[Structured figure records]
───
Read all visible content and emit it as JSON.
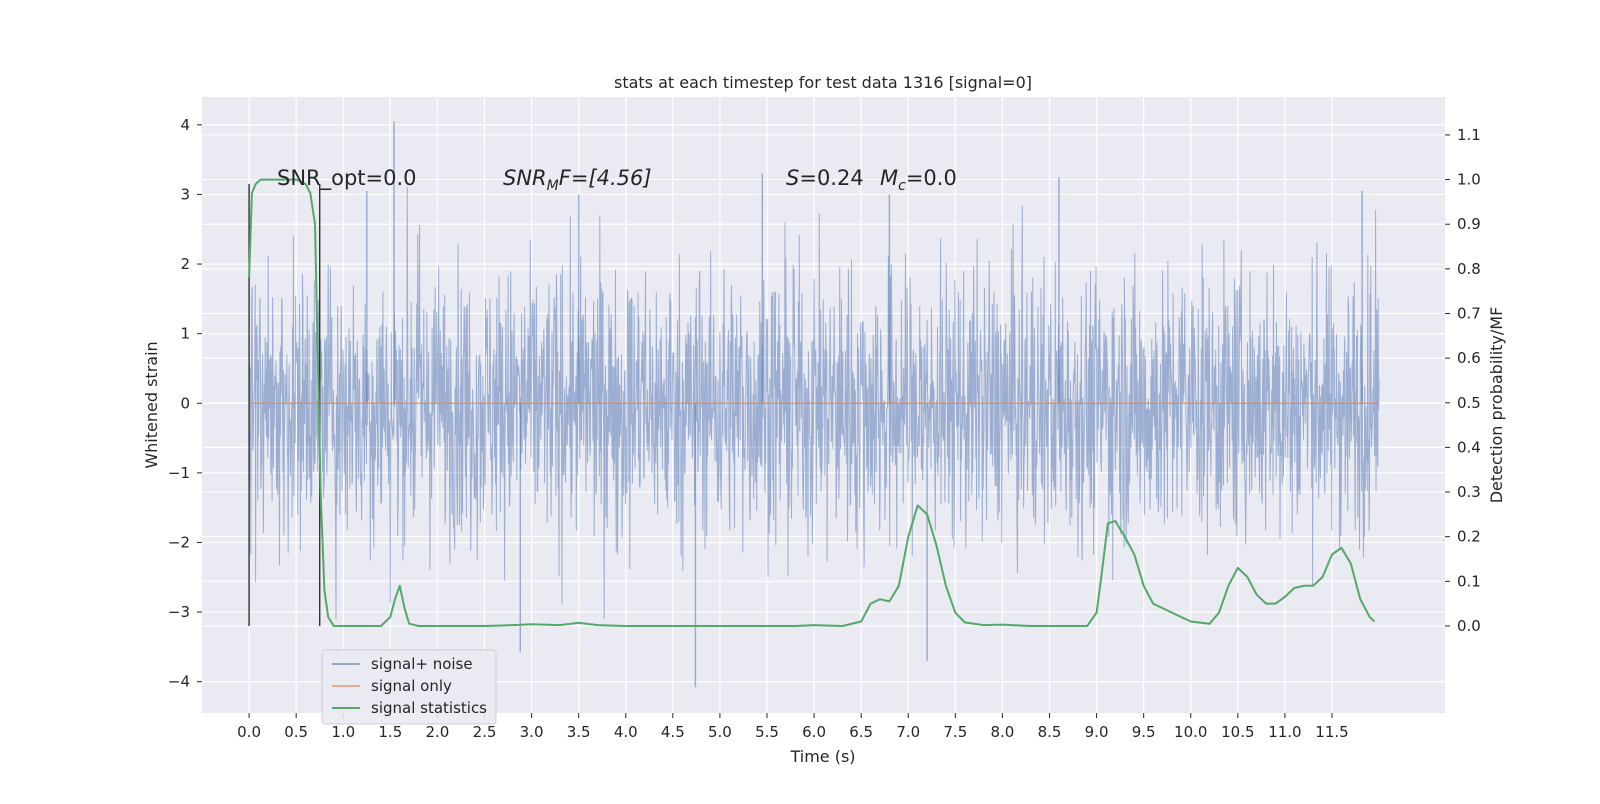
{
  "chart_data": {
    "type": "line",
    "title": "stats at each timestep for test data 1316 [signal=0]",
    "xlabel": "Time (s)",
    "ylabel_left": "Whitened strain",
    "ylabel_right": "Detection probability/MF",
    "xlim": [
      -0.5,
      12.7
    ],
    "ylim_left": [
      -4.45,
      4.4
    ],
    "ylim_right": [
      -0.195,
      1.185
    ],
    "x_ticks": [
      "0.0",
      "0.5",
      "1.0",
      "1.5",
      "2.0",
      "2.5",
      "3.0",
      "3.5",
      "4.0",
      "4.5",
      "5.0",
      "5.5",
      "6.0",
      "6.5",
      "7.0",
      "7.5",
      "8.0",
      "8.5",
      "9.0",
      "9.5",
      "10.0",
      "10.5",
      "11.0",
      "11.5"
    ],
    "y_ticks_left": [
      "4",
      "3",
      "2",
      "1",
      "0",
      "−1",
      "−2",
      "−3",
      "−4"
    ],
    "y_ticks_right": [
      "1.1",
      "1.0",
      "0.9",
      "0.8",
      "0.7",
      "0.6",
      "0.5",
      "0.4",
      "0.3",
      "0.2",
      "0.1",
      "0.0"
    ],
    "grid": true,
    "legend_placement": "lower-left",
    "annotations": {
      "snr_opt": "SNR_opt=0.0",
      "snr_mf_label": "SNR",
      "snr_mf_sub": "M",
      "snr_mf_rest": "F=[4.56]",
      "s_label": "S",
      "s_value": "=0.24",
      "mc_label": "M",
      "mc_sub": "c",
      "mc_value": "=0.0"
    },
    "markers": [
      {
        "x": 0.0,
        "y_bottom": -3.2,
        "y_top": 3.15
      },
      {
        "x": 0.75,
        "y_bottom": -3.2,
        "y_top": 3.15
      }
    ],
    "series": [
      {
        "name": "signal+ noise",
        "color": "#4c72b0",
        "x_range": [
          0.0,
          12.0
        ],
        "spread": 2.0,
        "peaks": [
          [
            1.54,
            4.05
          ],
          [
            2.88,
            -3.58
          ],
          [
            4.74,
            -4.08
          ],
          [
            7.2,
            -3.7
          ],
          [
            1.25,
            3.05
          ],
          [
            5.45,
            3.3
          ],
          [
            8.6,
            3.25
          ],
          [
            11.82,
            3.05
          ],
          [
            3.5,
            3.0
          ],
          [
            6.8,
            3.0
          ]
        ]
      },
      {
        "name": "signal only",
        "color": "#dd8452",
        "x": [
          0.0,
          12.0
        ],
        "y": [
          0.0,
          0.0
        ]
      },
      {
        "name": "signal statistics",
        "color": "#55a868",
        "axis": "right",
        "x": [
          0.0,
          0.03,
          0.07,
          0.12,
          0.2,
          0.3,
          0.4,
          0.5,
          0.6,
          0.65,
          0.7,
          0.73,
          0.76,
          0.8,
          0.84,
          0.9,
          1.0,
          1.2,
          1.4,
          1.5,
          1.55,
          1.6,
          1.65,
          1.7,
          1.8,
          1.9,
          2.0,
          2.5,
          2.8,
          3.0,
          3.3,
          3.5,
          3.7,
          4.0,
          4.5,
          5.0,
          5.5,
          5.8,
          6.0,
          6.3,
          6.5,
          6.6,
          6.7,
          6.8,
          6.9,
          7.0,
          7.1,
          7.2,
          7.3,
          7.4,
          7.5,
          7.6,
          7.8,
          8.0,
          8.3,
          8.6,
          8.9,
          9.0,
          9.05,
          9.12,
          9.2,
          9.3,
          9.4,
          9.5,
          9.6,
          9.8,
          10.0,
          10.2,
          10.3,
          10.4,
          10.5,
          10.6,
          10.7,
          10.8,
          10.9,
          11.0,
          11.1,
          11.2,
          11.3,
          11.4,
          11.5,
          11.6,
          11.7,
          11.8,
          11.9,
          11.95
        ],
        "y": [
          0.78,
          0.97,
          0.99,
          1.0,
          1.0,
          1.0,
          1.0,
          1.0,
          0.99,
          0.97,
          0.9,
          0.6,
          0.3,
          0.08,
          0.02,
          0.0,
          0.0,
          0.0,
          0.0,
          0.02,
          0.06,
          0.09,
          0.04,
          0.005,
          0.0,
          0.0,
          0.0,
          0.0,
          0.002,
          0.004,
          0.002,
          0.007,
          0.002,
          0.0,
          0.0,
          0.0,
          0.0,
          0.0,
          0.002,
          0.0,
          0.01,
          0.05,
          0.06,
          0.055,
          0.09,
          0.2,
          0.27,
          0.25,
          0.18,
          0.09,
          0.03,
          0.008,
          0.002,
          0.003,
          0.0,
          0.0,
          0.0,
          0.03,
          0.11,
          0.23,
          0.235,
          0.2,
          0.16,
          0.09,
          0.05,
          0.03,
          0.01,
          0.005,
          0.03,
          0.09,
          0.13,
          0.11,
          0.07,
          0.05,
          0.05,
          0.065,
          0.085,
          0.09,
          0.09,
          0.11,
          0.16,
          0.175,
          0.14,
          0.06,
          0.02,
          0.01
        ]
      }
    ]
  }
}
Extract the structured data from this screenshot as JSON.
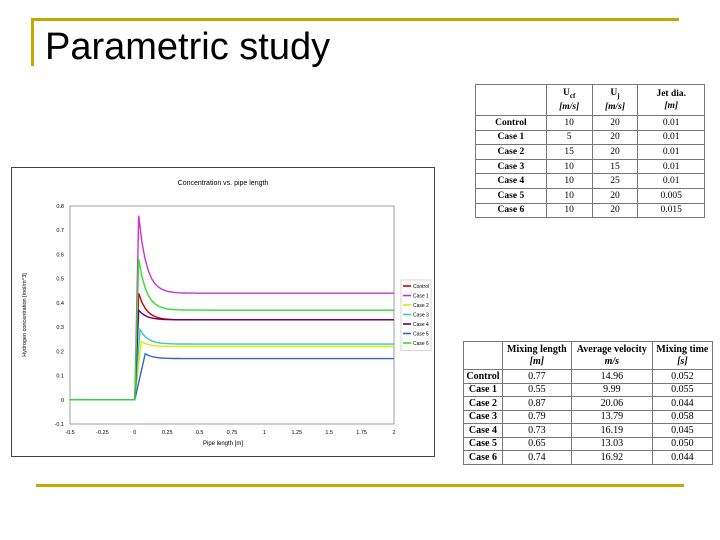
{
  "slide": {
    "title": "Parametric study"
  },
  "table_params": {
    "columns": [
      {
        "label": "U",
        "sub": "cf",
        "unit": "[m/s]"
      },
      {
        "label": "U",
        "sub": "j",
        "unit": "[m/s]"
      },
      {
        "label": "Jet dia.",
        "sub": "",
        "unit": "[m]"
      }
    ],
    "rows": [
      {
        "case": "Control",
        "cells": [
          "10",
          "20",
          "0.01"
        ]
      },
      {
        "case": "Case 1",
        "cells": [
          "5",
          "20",
          "0.01"
        ]
      },
      {
        "case": "Case 2",
        "cells": [
          "15",
          "20",
          "0.01"
        ]
      },
      {
        "case": "Case 3",
        "cells": [
          "10",
          "15",
          "0.01"
        ]
      },
      {
        "case": "Case 4",
        "cells": [
          "10",
          "25",
          "0.01"
        ]
      },
      {
        "case": "Case 5",
        "cells": [
          "10",
          "20",
          "0.005"
        ]
      },
      {
        "case": "Case 6",
        "cells": [
          "10",
          "20",
          "0.015"
        ]
      }
    ]
  },
  "table_results": {
    "columns": [
      {
        "label": "Mixing length",
        "unit": "[m]"
      },
      {
        "label": "Average velocity",
        "unit": "m/s"
      },
      {
        "label": "Mixing time",
        "unit": "[s]"
      }
    ],
    "rows": [
      {
        "case": "Control",
        "cells": [
          "0.77",
          "14.96",
          "0.052"
        ]
      },
      {
        "case": "Case 1",
        "cells": [
          "0.55",
          "9.99",
          "0.055"
        ]
      },
      {
        "case": "Case 2",
        "cells": [
          "0.87",
          "20.06",
          "0.044"
        ]
      },
      {
        "case": "Case 3",
        "cells": [
          "0.79",
          "13.79",
          "0.058"
        ]
      },
      {
        "case": "Case 4",
        "cells": [
          "0.73",
          "16.19",
          "0.045"
        ]
      },
      {
        "case": "Case 5",
        "cells": [
          "0.65",
          "13.03",
          "0.050"
        ]
      },
      {
        "case": "Case 6",
        "cells": [
          "0.74",
          "16.92",
          "0.044"
        ]
      }
    ]
  },
  "chart_data": {
    "type": "line",
    "title": "Concentration vs. pipe length",
    "xlabel": "Pipe length [m]",
    "ylabel": "Hydrogen concentration [mol/m^3]",
    "xlim": [
      -0.5,
      2
    ],
    "ylim": [
      -0.1,
      0.8
    ],
    "xticks": [
      "-0.5",
      "-0.25",
      "0",
      "0.25",
      "0.5",
      "0.75",
      "1",
      "1.25",
      "1.5",
      "1.75",
      "2"
    ],
    "yticks": [
      "-0.1",
      "0",
      "0.1",
      "0.2",
      "0.3",
      "0.4",
      "0.5",
      "0.6",
      "0.7",
      "0.8"
    ],
    "grid": false,
    "legend": "right",
    "series": [
      {
        "name": "Control",
        "color": "#cc0000",
        "peak": 0.44,
        "plateau": 0.33,
        "x_start": 0.0,
        "x_peak": 0.03
      },
      {
        "name": "Case 1",
        "color": "#cc33cc",
        "peak": 0.76,
        "plateau": 0.44,
        "x_start": 0.0,
        "x_peak": 0.03
      },
      {
        "name": "Case 2",
        "color": "#e8e800",
        "peak": 0.24,
        "plateau": 0.22,
        "x_start": 0.0,
        "x_peak": 0.05
      },
      {
        "name": "Case 3",
        "color": "#33cccc",
        "peak": 0.29,
        "plateau": 0.23,
        "x_start": 0.0,
        "x_peak": 0.04
      },
      {
        "name": "Case 4",
        "color": "#660066",
        "peak": 0.37,
        "plateau": 0.33,
        "x_start": 0.0,
        "x_peak": 0.03
      },
      {
        "name": "Case 5",
        "color": "#3366cc",
        "peak": 0.19,
        "plateau": 0.17,
        "x_start": 0.0,
        "x_peak": 0.08
      },
      {
        "name": "Case 6",
        "color": "#33dd33",
        "peak": 0.58,
        "plateau": 0.37,
        "x_start": 0.0,
        "x_peak": 0.03
      }
    ]
  }
}
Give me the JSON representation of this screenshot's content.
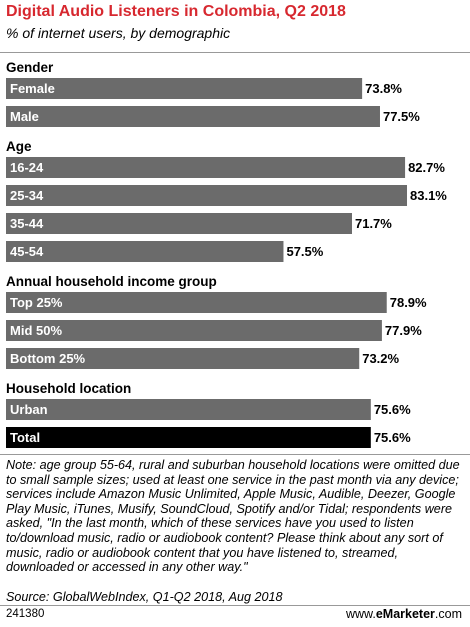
{
  "header": {
    "title": "Digital Audio Listeners in Colombia, Q2 2018",
    "subtitle": "% of internet users, by demographic"
  },
  "chart_data": {
    "type": "bar",
    "orientation": "horizontal",
    "unit": "%",
    "xlim": [
      0,
      100
    ],
    "groups": [
      {
        "label": "Gender",
        "items": [
          {
            "label": "Female",
            "value": 73.8,
            "display": "73.8%"
          },
          {
            "label": "Male",
            "value": 77.5,
            "display": "77.5%"
          }
        ]
      },
      {
        "label": "Age",
        "items": [
          {
            "label": "16-24",
            "value": 82.7,
            "display": "82.7%"
          },
          {
            "label": "25-34",
            "value": 83.1,
            "display": "83.1%"
          },
          {
            "label": "35-44",
            "value": 71.7,
            "display": "71.7%"
          },
          {
            "label": "45-54",
            "value": 57.5,
            "display": "57.5%"
          }
        ]
      },
      {
        "label": "Annual household income group",
        "items": [
          {
            "label": "Top 25%",
            "value": 78.9,
            "display": "78.9%"
          },
          {
            "label": "Mid 50%",
            "value": 77.9,
            "display": "77.9%"
          },
          {
            "label": "Bottom 25%",
            "value": 73.2,
            "display": "73.2%"
          }
        ]
      },
      {
        "label": "Household location",
        "items": [
          {
            "label": "Urban",
            "value": 75.6,
            "display": "75.6%"
          },
          {
            "label": "Total",
            "value": 75.6,
            "display": "75.6%",
            "highlight": true
          }
        ]
      }
    ],
    "colors": {
      "bar": "#6b6b6b",
      "total_bar": "#000000",
      "bar_text": "#ffffff",
      "title": "#d7282f"
    }
  },
  "footer": {
    "note": "Note: age group 55-64, rural and suburban household locations were omitted due to small sample sizes; used at least one service in the past month via any device; services include Amazon Music Unlimited, Apple Music, Audible, Deezer, Google Play Music, iTunes, Musify, SoundCloud, Spotify and/or Tidal; respondents were asked, \"In the last month, which of these services have you used to listen to/download music, radio or audiobook content? Please think about any sort of music, radio or audiobook content that you have listened to, streamed, downloaded or accessed in any other way.\"",
    "source": "Source: GlobalWebIndex, Q1-Q2 2018, Aug 2018",
    "chart_id": "241380",
    "brand_prefix": "www.",
    "brand_name": "eMarketer",
    "brand_suffix": ".com"
  }
}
───
Description of the task →
Return only those lines of the records that contain the string "plateau".

Answer to the problem →
        "plateau": 0.33,
        "plateau": 0.44,
        "plateau": 0.22,
        "plateau": 0.23,
        "plateau": 0.33,
        "plateau": 0.17,
        "plateau": 0.37,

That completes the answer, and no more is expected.